DATASET RECORDS
= = = = = = =
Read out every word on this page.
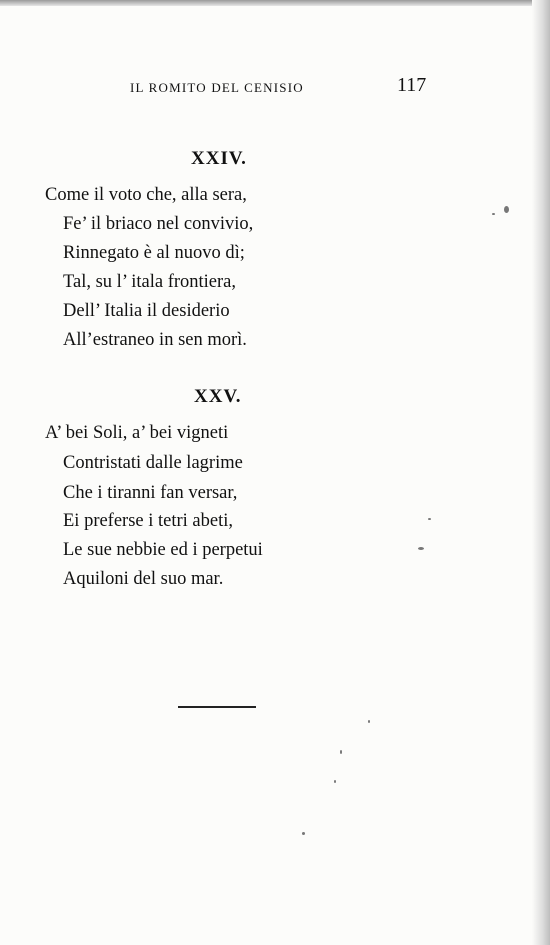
IL ROMITO DEL CENISIO	117
XXIV.
Come il voto che, alla sera,
Fe’ il briaco nel convivio,
Rinnegato è al nuovo dì;
Tal, su l’ itala frontiera,
Dell’ Italia il desiderio
All’estraneo in sen morì.
XXV.
A’ bei Soli, a’ bei vigneti
Contristati dalle lagrime
Che i tiranni fan versar,
Ei preferse i tetri abeti,
Le sue nebbie ed i perpetui
Aquiloni del suo mar.
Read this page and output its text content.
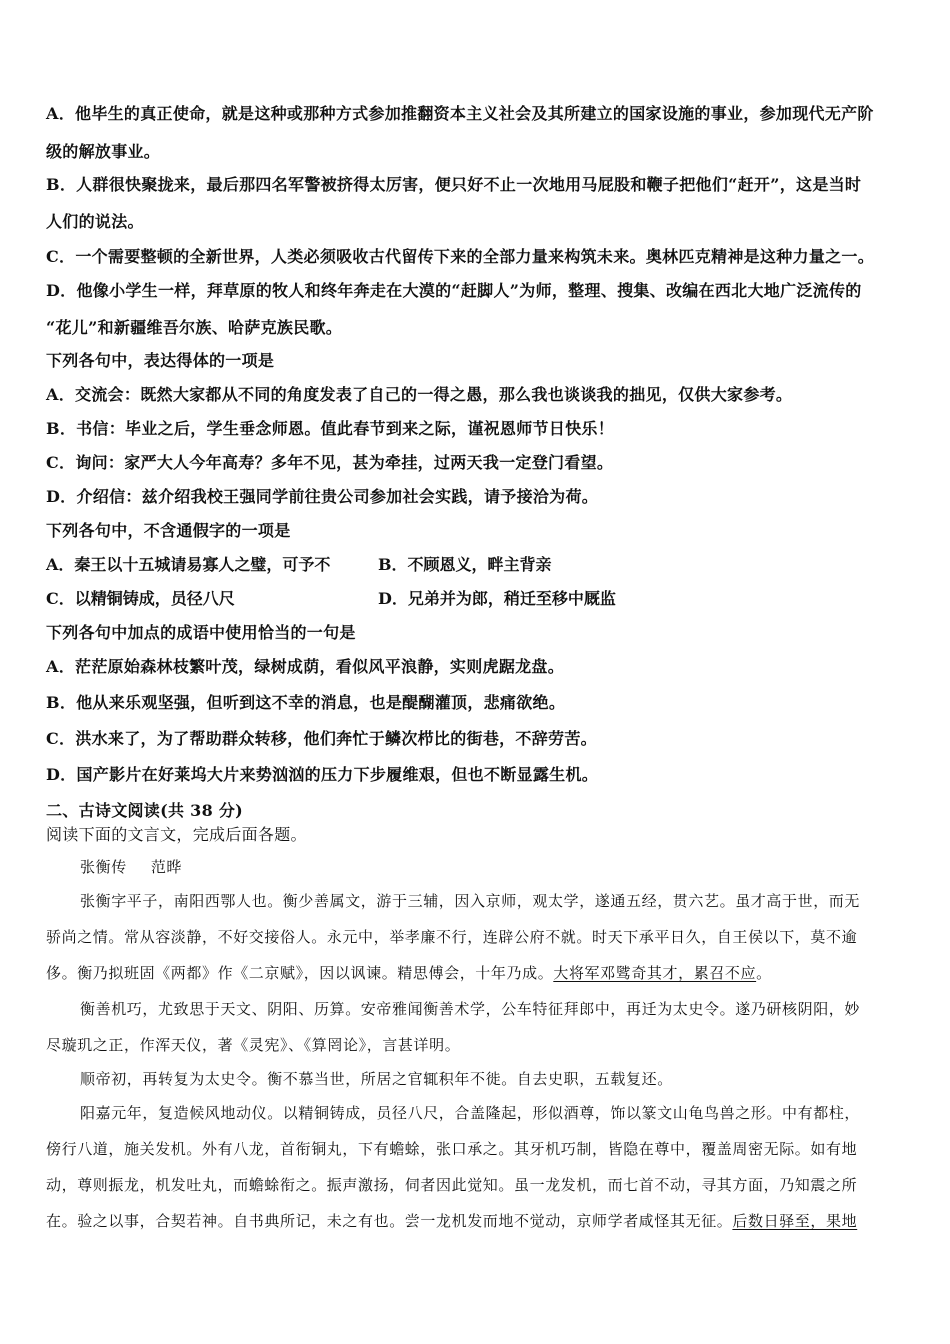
A．他毕生的真正使命，就是这种或那种方式参加推翻资本主义社会及其所建立的国家设施的事业，参加现代无产阶
级的解放事业。
B．人群很快聚拢来，最后那四名军警被挤得太厉害，便只好不止一次地用马屁股和鞭子把他们“赶开”，这是当时
人们的说法。
C．一个需要整顿的全新世界，人类必须吸收古代留传下来的全部力量来构筑未来。奥林匹克精神是这种力量之一。
D．他像小学生一样，拜草原的牧人和终年奔走在大漠的“赶脚人”为师，整理、搜集、改编在西北大地广泛流传的
“花儿”和新疆维吾尔族、哈萨克族民歌。
下列各句中，表达得体的一项是
A．交流会：既然大家都从不同的角度发表了自己的一得之愚，那么我也谈谈我的拙见，仅供大家参考。
B．书信：毕业之后，学生垂念师恩。值此春节到来之际，谨祝恩师节日快乐！
C．询问：家严大人今年高寿？多年不见，甚为牵挂，过两天我一定登门看望。
D．介绍信：兹介绍我校王强同学前往贵公司参加社会实践，请予接洽为荷。
下列各句中，不含通假字的一项是
A．秦王以十五城请易寡人之璧，可予不	B．不顾恩义，畔主背亲
C．以精铜铸成，员径八尺	D．兄弟并为郎，稍迁至移中厩监
下列各句中加点的成语中使用恰当的一句是
A．茫茫原始森林枝繁叶茂，绿树成荫，看似风平浪静，实则虎踞龙盘。
B．他从来乐观坚强，但听到这不幸的消息，也是醍醐灌顶，悲痛欲绝。
C．洪水来了，为了帮助群众转移，他们奔忙于鳞次栉比的街巷，不辞劳苦。
D．国产影片在好莱坞大片来势汹汹的压力下步履维艰，但也不断显露生机。
二、古诗文阅读(共 38 分)
阅读下面的文言文，完成后面各题。
张衡传 范晔
张衡字平子，南阳西鄂人也。衡少善属文，游于三辅，因入京师，观太学，遂通五经，贯六艺。虽才高于世，而无
骄尚之情。常从容淡静，不好交接俗人。永元中，举孝廉不行，连辟公府不就。时天下承平日久，自王侯以下，莫不逾
侈。衡乃拟班固《两都》作《二京赋》，因以讽谏。精思傅会，十年乃成。大将军邓骘奇其才，累召不应。
衡善机巧，尤致思于天文、阴阳、历算。安帝雅闻衡善术学，公车特征拜郎中，再迁为太史令。遂乃研核阴阳，妙
尽璇玑之正，作浑天仪，著《灵宪》、《算罔论》，言甚详明。
顺帝初，再转复为太史令。衡不慕当世，所居之官辄积年不徙。自去史职，五载复还。
阳嘉元年，复造候风地动仪。以精铜铸成，员径八尺，合盖隆起，形似酒尊，饰以篆文山龟鸟兽之形。中有都柱，
傍行八道，施关发机。外有八龙，首衔铜丸，下有蟾蜍，张口承之。其牙机巧制，皆隐在尊中，覆盖周密无际。如有地
动，尊则振龙，机发吐丸，而蟾蜍衔之。振声激扬，伺者因此觉知。虽一龙发机，而七首不动，寻其方面，乃知震之所
在。验之以事，合契若神。自书典所记，未之有也。尝一龙机发而地不觉动，京师学者咸怪其无征。后数日驿至，果地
= = = = = = =
SET EXERCISE
Pull out each line of the entries that contains "this".

FINAL ANSWER
Read out every word on this page.
Read this page and output its text content.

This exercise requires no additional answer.